> **Aim**
Each line containing the word "两面对一面" must be collected.

==== Listing

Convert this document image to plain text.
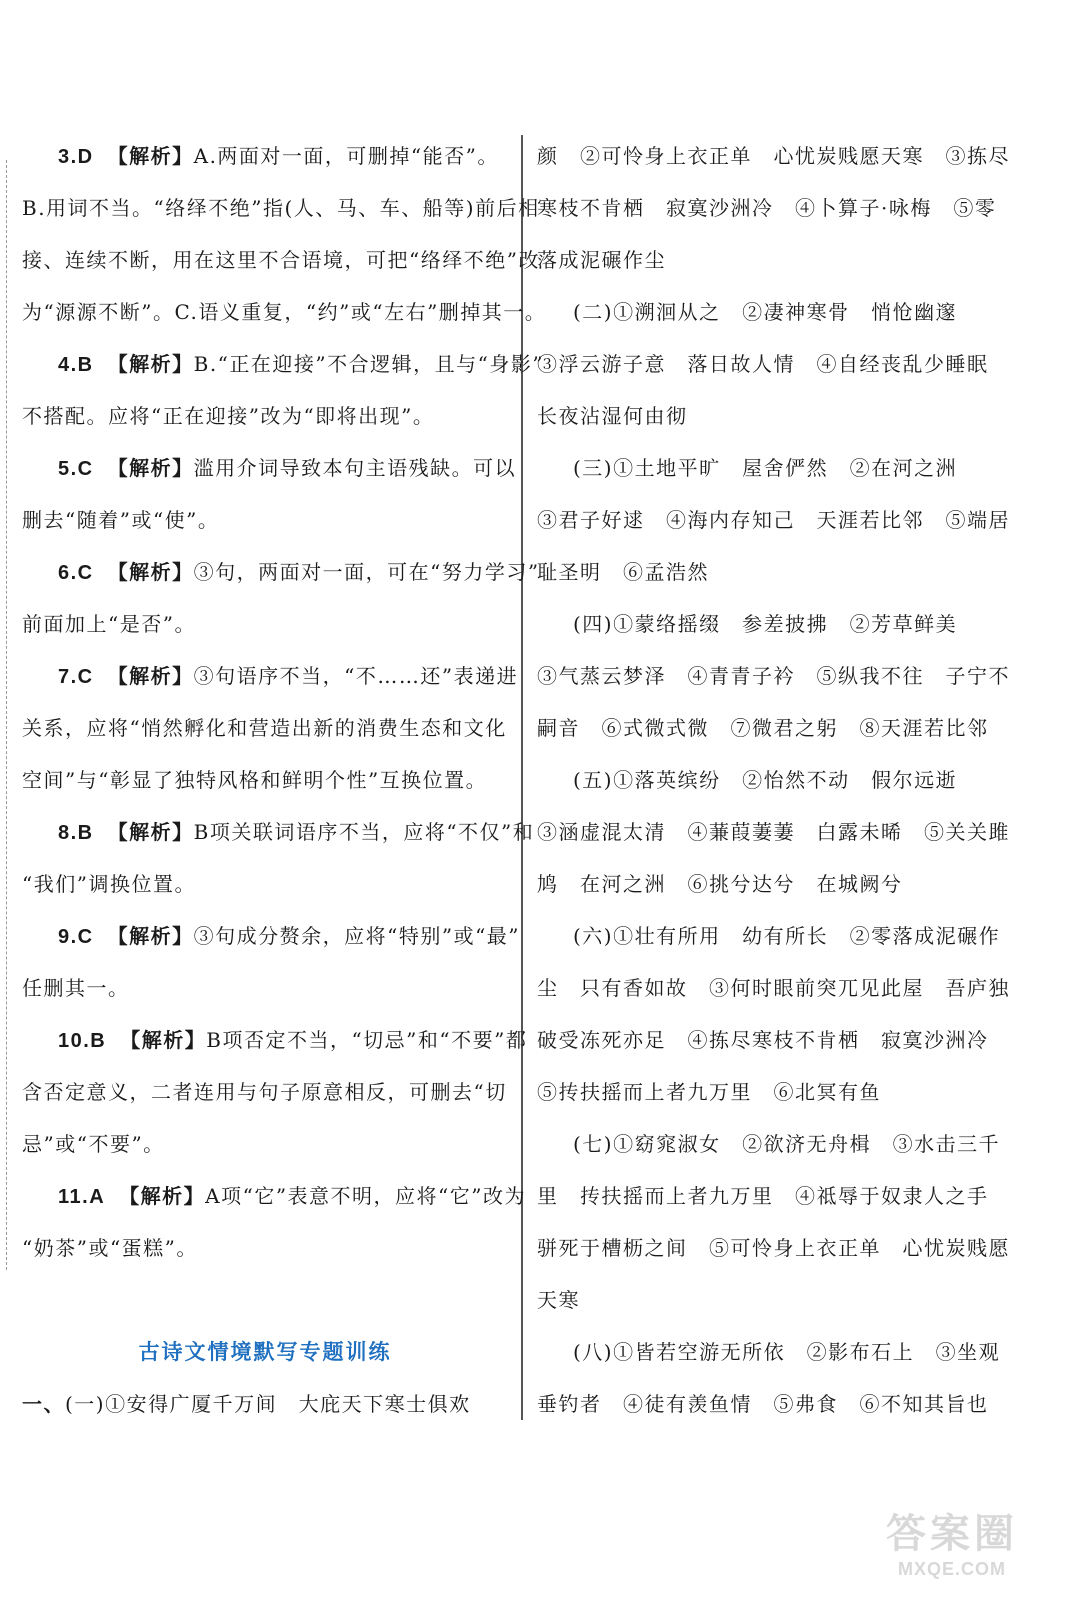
3.D 【解析】A.两面对一面，可删掉“能否”。
B.用词不当。“络绎不绝”指(人、马、车、船等)前后相
接、连续不断，用在这里不合语境，可把“络绎不绝”改
为“源源不断”。C.语义重复，“约”或“左右”删掉其一。
4.B 【解析】B.“正在迎接”不合逻辑，且与“身影”
不搭配。应将“正在迎接”改为“即将出现”。
5.C 【解析】滥用介词导致本句主语残缺。可以
删去“随着”或“使”。
6.C 【解析】③句，两面对一面，可在“努力学习”
前面加上“是否”。
7.C 【解析】③句语序不当，“不……还”表递进
关系，应将“悄然孵化和营造出新的消费生态和文化
空间”与“彰显了独特风格和鲜明个性”互换位置。
8.B 【解析】B项关联词语序不当，应将“不仅”和
“我们”调换位置。
9.C 【解析】③句成分赘余，应将“特别”或“最”
任删其一。
10.B 【解析】B项否定不当，“切忌”和“不要”都
含否定意义，二者连用与句子原意相反，可删去“切
忌”或“不要”。
11.A 【解析】A项“它”表意不明，应将“它”改为
“奶茶”或“蛋糕”。
古诗文情境默写专题训练
一、(一)①安得广厦千万间　大庇天下寒士俱欢
颜　②可怜身上衣正单　心忧炭贱愿天寒　③拣尽
寒枝不肯栖　寂寞沙洲冷　④卜算子·咏梅　⑤零
落成泥碾作尘
(二)①溯洄从之　②凄神寒骨　悄怆幽邃
③浮云游子意　落日故人情　④自经丧乱少睡眠
长夜沾湿何由彻
(三)①土地平旷　屋舍俨然　②在河之洲
③君子好逑　④海内存知己　天涯若比邻　⑤端居
耻圣明　⑥孟浩然
(四)①蒙络摇缀　参差披拂　②芳草鲜美
③气蒸云梦泽　④青青子衿　⑤纵我不往　子宁不
嗣音　⑥式微式微　⑦微君之躬　⑧天涯若比邻
(五)①落英缤纷　②怡然不动　假尔远逝
③涵虚混太清　④蒹葭萋萋　白露未晞　⑤关关雎
鸠　在河之洲　⑥挑兮达兮　在城阙兮
(六)①壮有所用　幼有所长　②零落成泥碾作
尘　只有香如故　③何时眼前突兀见此屋　吾庐独
破受冻死亦足　④拣尽寒枝不肯栖　寂寞沙洲冷
⑤抟扶摇而上者九万里　⑥北冥有鱼
(七)①窈窕淑女　②欲济无舟楫　③水击三千
里　抟扶摇而上者九万里　④祗辱于奴隶人之手
骈死于槽枥之间　⑤可怜身上衣正单　心忧炭贱愿
天寒
(八)①皆若空游无所依　②影布石上　③坐观
垂钓者　④徒有羡鱼情　⑤弗食　⑥不知其旨也
答案圈
MXQE.COM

========

> **Final result**
3.D 【解析】A.两面对一面，可删掉“能否”。
6.C 【解析】③句，两面对一面，可在“努力学习”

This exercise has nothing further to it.